**Instruction**. Gather all lines from the material that contain the word "additional".

**Entries taken from a collection**.
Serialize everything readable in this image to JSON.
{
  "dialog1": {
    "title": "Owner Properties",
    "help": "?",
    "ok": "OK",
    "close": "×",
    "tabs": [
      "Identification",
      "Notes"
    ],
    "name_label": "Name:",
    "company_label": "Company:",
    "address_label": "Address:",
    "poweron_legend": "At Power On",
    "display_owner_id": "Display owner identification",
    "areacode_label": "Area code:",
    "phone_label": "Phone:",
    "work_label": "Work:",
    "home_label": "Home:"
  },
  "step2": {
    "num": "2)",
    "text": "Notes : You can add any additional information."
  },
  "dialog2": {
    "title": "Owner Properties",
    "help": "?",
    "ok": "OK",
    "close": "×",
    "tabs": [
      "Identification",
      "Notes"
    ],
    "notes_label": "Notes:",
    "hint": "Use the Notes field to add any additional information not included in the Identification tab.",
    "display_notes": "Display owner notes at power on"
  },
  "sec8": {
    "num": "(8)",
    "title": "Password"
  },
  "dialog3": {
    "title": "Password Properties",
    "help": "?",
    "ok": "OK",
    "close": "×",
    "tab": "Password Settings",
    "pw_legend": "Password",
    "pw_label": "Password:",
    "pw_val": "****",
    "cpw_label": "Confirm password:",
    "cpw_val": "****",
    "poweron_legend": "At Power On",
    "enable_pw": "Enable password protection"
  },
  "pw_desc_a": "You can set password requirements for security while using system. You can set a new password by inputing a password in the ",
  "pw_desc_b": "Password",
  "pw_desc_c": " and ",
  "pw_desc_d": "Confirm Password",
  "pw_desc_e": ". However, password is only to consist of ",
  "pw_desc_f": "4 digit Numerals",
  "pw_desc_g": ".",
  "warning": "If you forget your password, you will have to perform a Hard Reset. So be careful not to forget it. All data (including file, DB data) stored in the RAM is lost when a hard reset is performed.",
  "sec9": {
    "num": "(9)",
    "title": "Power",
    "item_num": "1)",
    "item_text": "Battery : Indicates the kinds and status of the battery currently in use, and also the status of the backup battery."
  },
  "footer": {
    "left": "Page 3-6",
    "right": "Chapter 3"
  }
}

**Written response**.
    "text": "Notes : You can add any additional information."
    "hint": "Use the Notes field to add any additional information not included in the Identification tab.",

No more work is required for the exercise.